● Input data
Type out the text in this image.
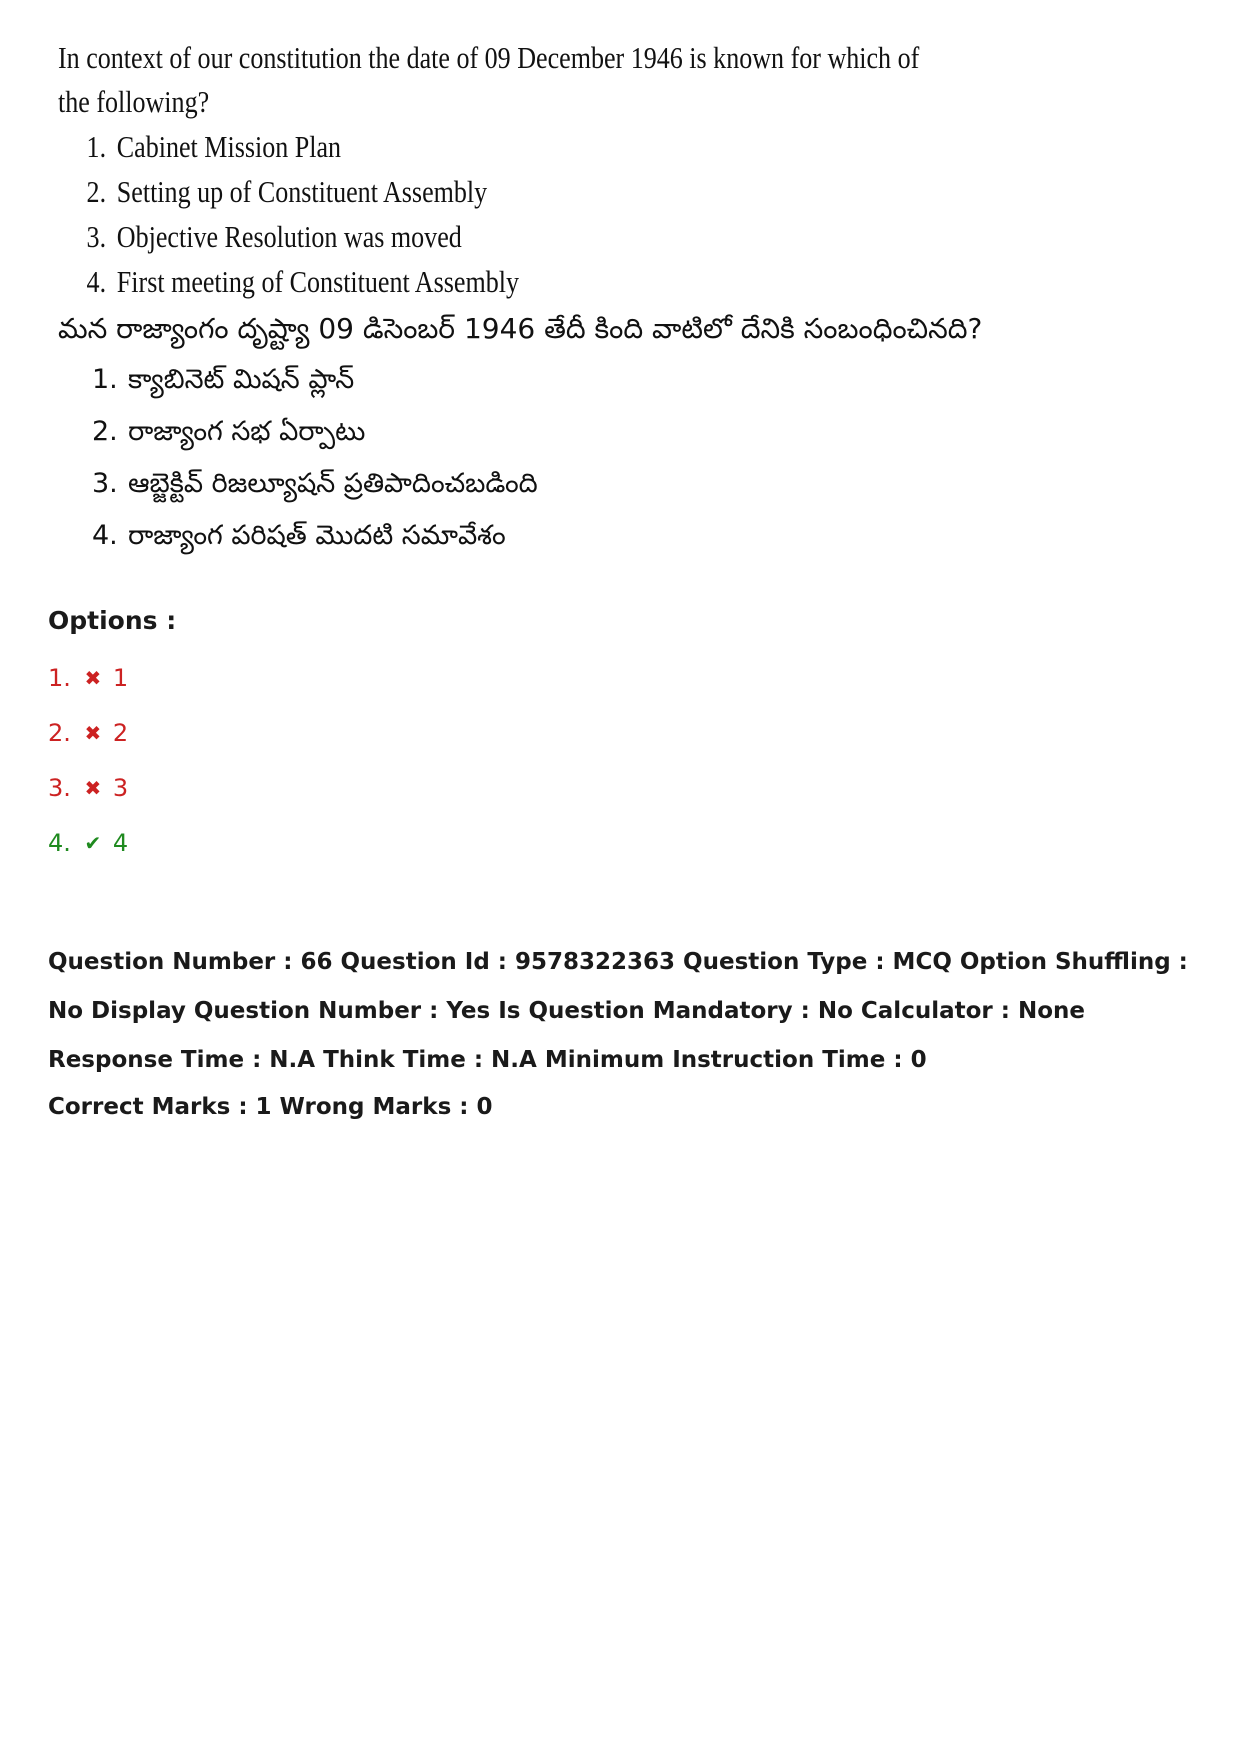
In context of our constitution the date of 09 December 1946 is known for which of the following?

1. Cabinet Mission Plan
2. Setting up of Constituent Assembly
3. Objective Resolution was moved
4. First meeting of Constituent Assembly

మన రాజ్యాంగం దృష్ట్యా 09 డిసెంబర్ 1946 తేదీ కింది వాటిలో దేనికి సంబంధించినది?

1. క్యాబినెట్ మిషన్ ప్లాన్
2. రాజ్యాంగ సభ ఏర్పాటు
3. ఆబ్జెక్టివ్ రిజల్యూషన్ ప్రతిపాదించబడింది
4. రాజ్యాంగ పరిషత్ మొదటి సమావేశం
Options :
1. ✖ 1
2. ✖ 2
3. ✖ 3
4. ✔ 4
Question Number : 66 Question Id : 9578322363 Question Type : MCQ Option Shuffling : No Display Question Number : Yes Is Question Mandatory : No Calculator : None Response Time : N.A Think Time : N.A Minimum Instruction Time : 0
Correct Marks : 1 Wrong Marks : 0
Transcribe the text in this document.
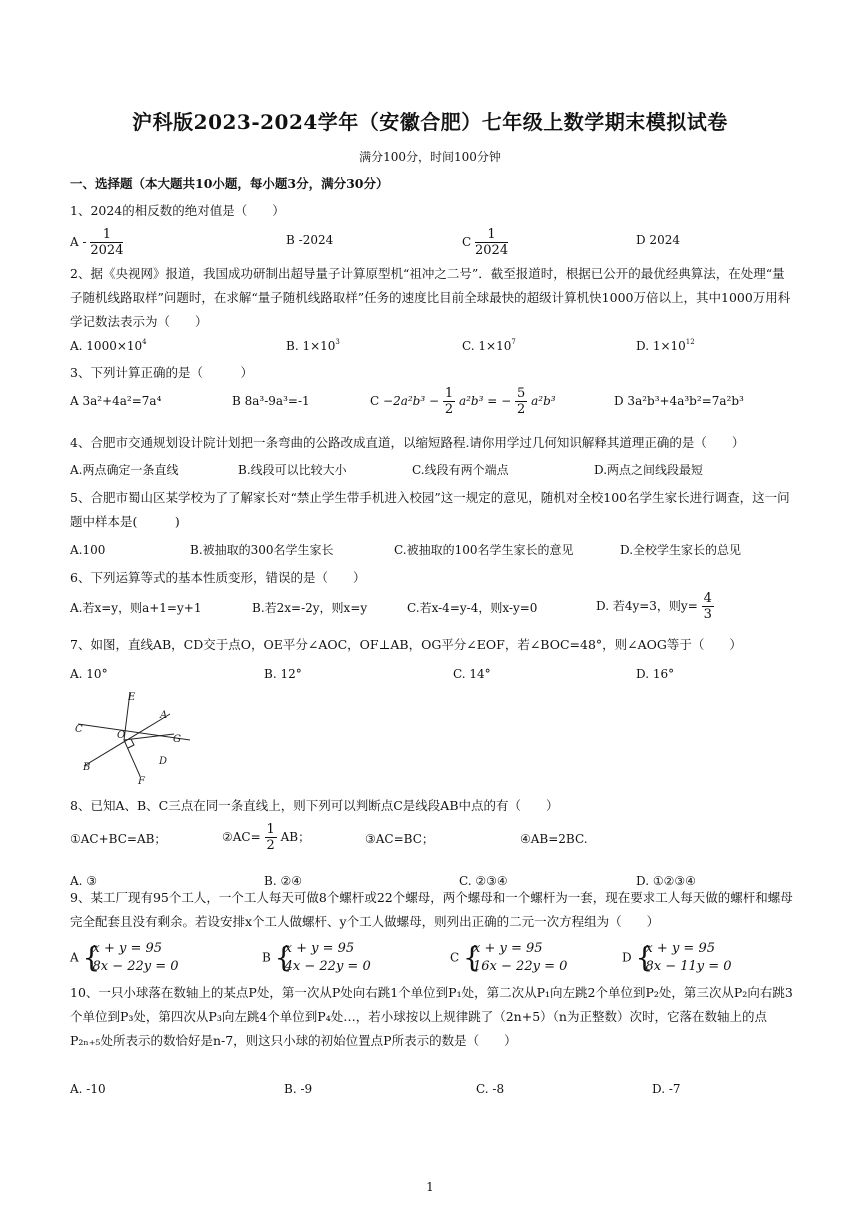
沪科版2023-2024学年（安徽合肥）七年级上数学期末模拟试卷
满分100分，时间100分钟
一、选择题（本大题共10小题，每小题3分，满分30分）
1、2024的相反数的绝对值是（　　）
A - $\frac{1}{2024}$	B -2024	C $\frac{1}{2024}$	D 2024
2、据《央视网》报道，我国成功研制出超导量子计算原型机“祖冲之二号”．截至报道时，根据已公开的最优经典算法，在处理“量子随机线路取样”问题时，在求解“量子随机线路取样”任务的速度比目前全球最快的超级计算机快1000万倍以上，其中1000万用科学记数法表示为（　　）
A. $1000\times 10^4$	B. $1\times 10^3$	C. $1\times 10^7$	D. $1\times 10^{12}$
3、下列计算正确的是（　　　）
A 3a²+4a²=7a⁴	B 8a³-9a³=-1	$C -2a^2b^3 - \frac{1}{2} a^2b^3$ = − $\frac{5}{2} a^2b^3$	D 3a²b³+4a³b²=7a²b³
4、合肥市交通规划设计院计划把一条弯曲的公路改成直道，以缩短路程.请你用学过几何知识解释其道理正确的是（　　）
A.两点确定一条直线	B.线段可以比较大小	C.线段有两个端点	D.两点之间线段最短
5、合肥市蜀山区某学校为了了解家长对“禁止学生带手机进入校园”这一规定的意见，随机对全校100名学生家长进行调查，这一问题中样本是(　　　)
A.100	B.被抽取的300名学生家长	C.被抽取的100名学生家长的意见	D.全校学生家长的总见
6、下列运算等式的基本性质变形，错误的是（　　）
A.若x=y，则a+1=y+1	B.若2x=-2y，则x=y	C.若x-4=y-4，则x-y=0	D. 若4y=3，则$y= \frac{4}{3}$
7、如图，直线AB，CD交于点O，OE平分∠AOC，OF⊥AB，OG平分∠EOF，若∠BOC=48°，则∠AOG等于（　　）
A. 10°	B. 12°	C. 14°	D. 16°
E
A
C
O	G
D
B
F
8、已知A、B、C三点在同一条直线上，则下列可以判断点C是线段AB中点的有（　　）
①AC+BC=AB；	②AC= $\frac{1}{2}$ AB；	③AC=BC；	④AB=2BC.
A. ③	B. ②④	C. ②③④	D. ①②③④
9、某工厂现有95个工人，一个工人每天可做8个螺杆或22个螺母，两个螺母和一个螺杆为一套，现在要求工人每天做的螺杆和螺母完全配套且没有剩余。若设安排x个工人做螺杆、y个工人做螺母，则列出正确的二元一次方程组为（　　）
A {
x + y = 95
8x − 22y = 0
B {
x + y = 95
4x − 22y = 0
C {
x + y = 95
16x − 22y = 0
D {
x + y = 95
8x − 11y = 0
10、一只小球落在数轴上的某点P处，第一次从P处向右跳1个单位到P₁处，第二次从P₁向左跳2个单位到P₂处，第三次从P₂向右跳3个单位到P₃处，第四次从P₃向左跳4个单位到P₄处…，若小球按以上规律跳了（2n+5）（n为正整数）次时，它落在数轴上的点P₂ₙ₊₅处所表示的数恰好是n-7，则这只小球的初始位置点P所表示的数是（　　）
A. -10	B. -9	C. -8	D. -7
1
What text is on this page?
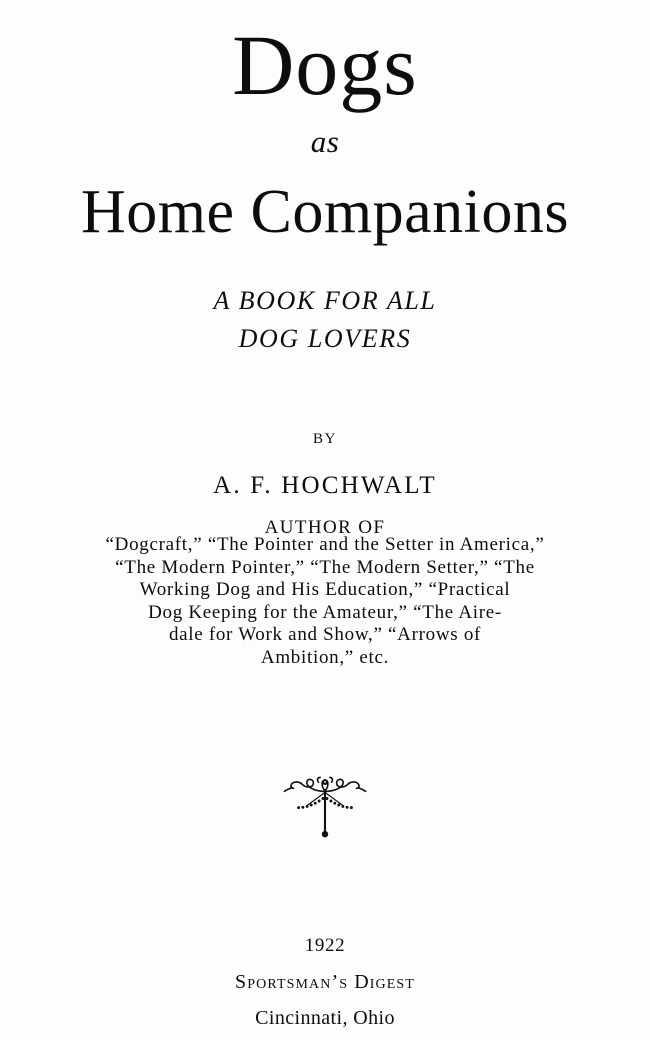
Dogs
as
Home Companions
A BOOK FOR ALL
DOG LOVERS
BY
A. F. HOCHWALT
AUTHOR OF
“Dogcraft,” “The Pointer and the Setter in America,”
“The Modern Pointer,” “The Modern Setter,” “The
Working Dog and His Education,” “Practical
Dog Keeping for the Amateur,” “The Aire-
dale for Work and Show,” “Arrows of
Ambition,” etc.
1922
Sportsman’s Digest
Cincinnati, Ohio
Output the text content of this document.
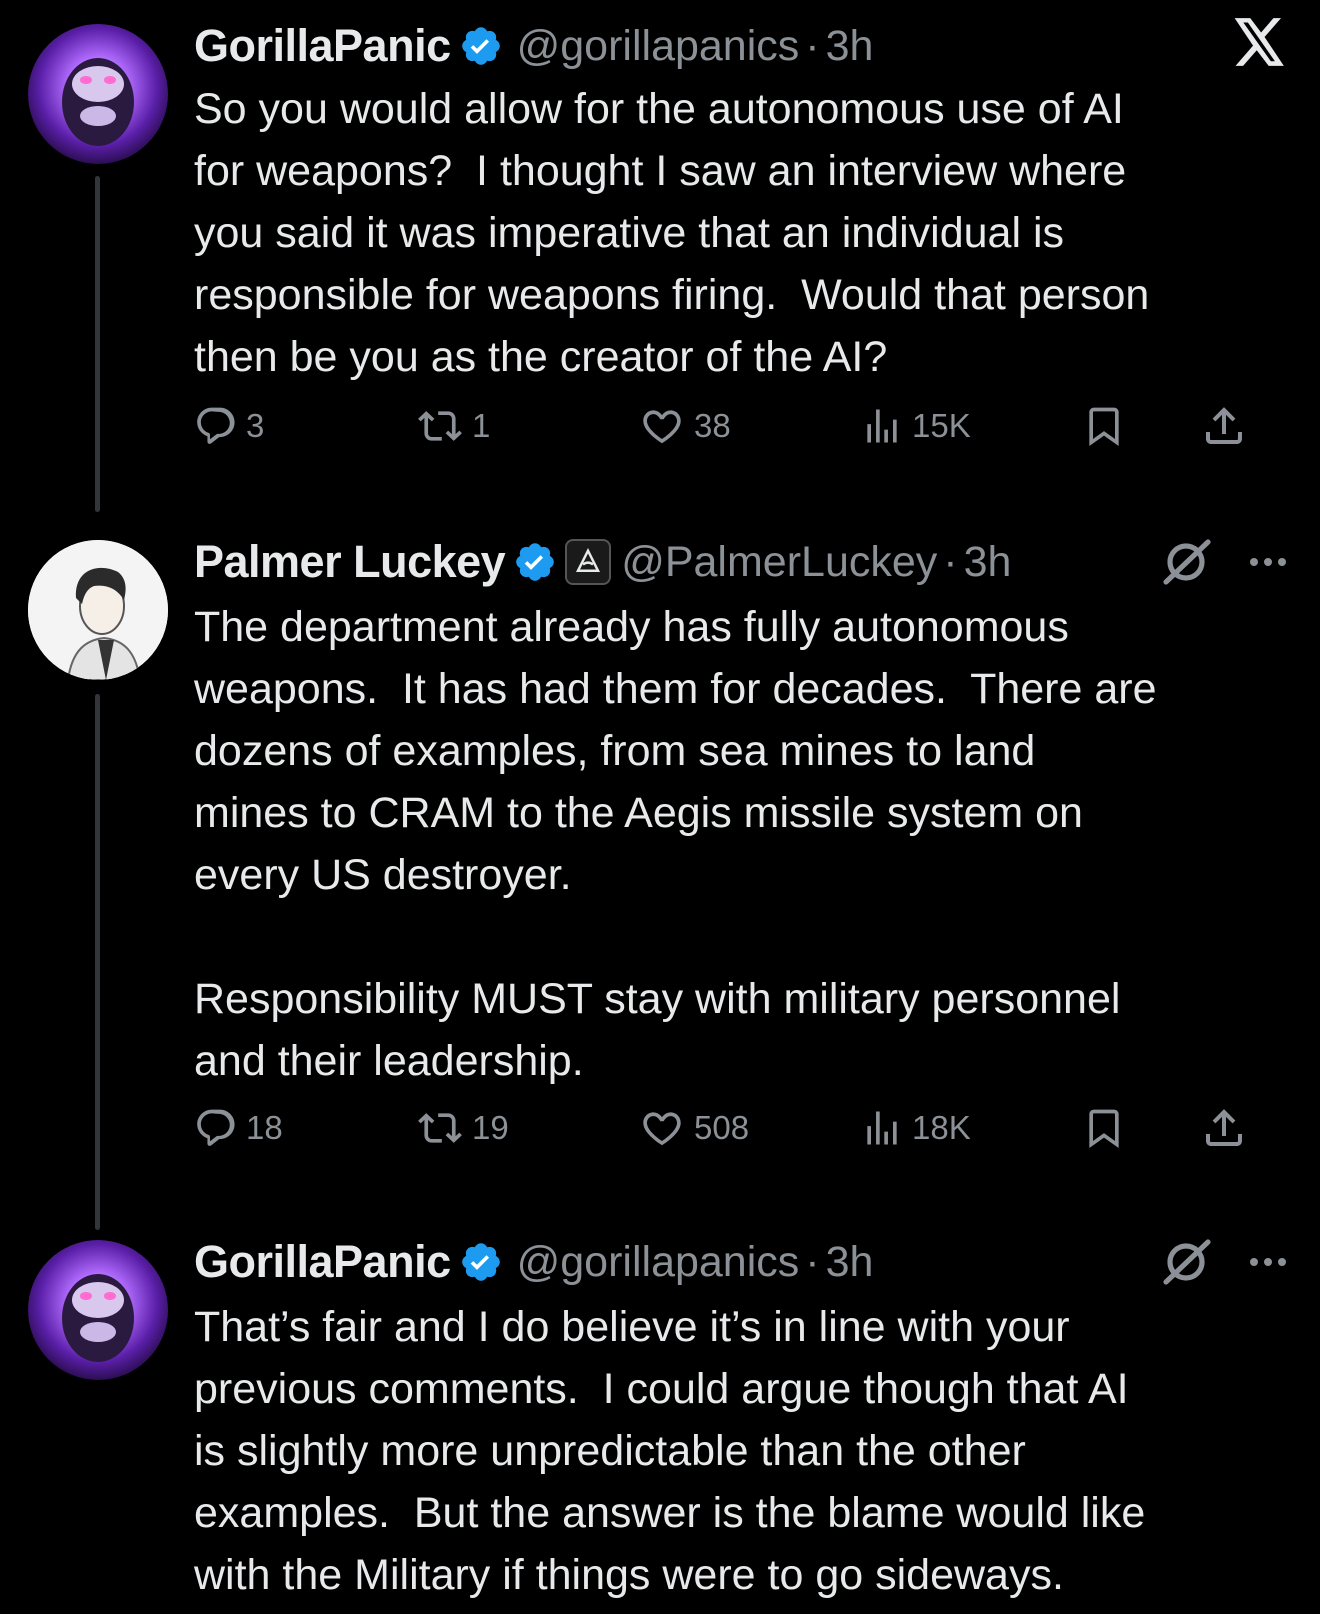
GorillaPanic @gorillapanics · 3h
So you would allow for the autonomous use of AI
for weapons?  I thought I saw an interview where
you said it was imperative that an individual is
responsible for weapons firing.  Would that person
then be you as the creator of the AI?
3	1	38	15K
Palmer Luckey	@PalmerLuckey · 3h
The department already has fully autonomous
weapons.  It has had them for decades.  There are
dozens of examples, from sea mines to land
mines to CRAM to the Aegis missile system on
every US destroyer.

Responsibility MUST stay with military personnel
and their leadership.
18	19	508	18K
GorillaPanic @gorillapanics · 3h
That’s fair and I do believe it’s in line with your
previous comments.  I could argue though that AI
is slightly more unpredictable than the other
examples.  But the answer is the blame would like
with the Military if things were to go sideways.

● Task directions
Print only the lines from the line that contains "What text is on this page?" to the final line of the data, inclusive. Pictures stay out.

● Problem solution
What text is on this page?
Dogs
as
Home Companions
A BOOK FOR ALL
DOG LOVERS
BY
A. F. HOCHWALT
AUTHOR OF
“Dogcraft,” “The Pointer and the Setter in America,”
“The Modern Pointer,” “The Modern Setter,” “The
Working Dog and His Education,” “Practical
Dog Keeping for the Amateur,” “The Aire-
dale for Work and Show,” “Arrows of
Ambition,” etc.
1922
Sportsman’s Digest
Cincinnati, Ohio
Output the text content of this document.
GorillaPanic @gorillapanics · 3h
So you would allow for the autonomous use of AI
for weapons?  I thought I saw an interview where
you said it was imperative that an individual is
responsible for weapons firing.  Would that person
then be you as the creator of the AI?
3	1	38	15K
Palmer Luckey	@PalmerLuckey · 3h
The department already has fully autonomous
weapons.  It has had them for decades.  There are
dozens of examples, from sea mines to land
mines to CRAM to the Aegis missile system on
every US destroyer.

Responsibility MUST stay with military personnel
and their leadership.
18	19	508	18K
GorillaPanic @gorillapanics · 3h
That’s fair and I do believe it’s in line with your
previous comments.  I could argue though that AI
is slightly more unpredictable than the other
examples.  But the answer is the blame would like
with the Military if things were to go sideways.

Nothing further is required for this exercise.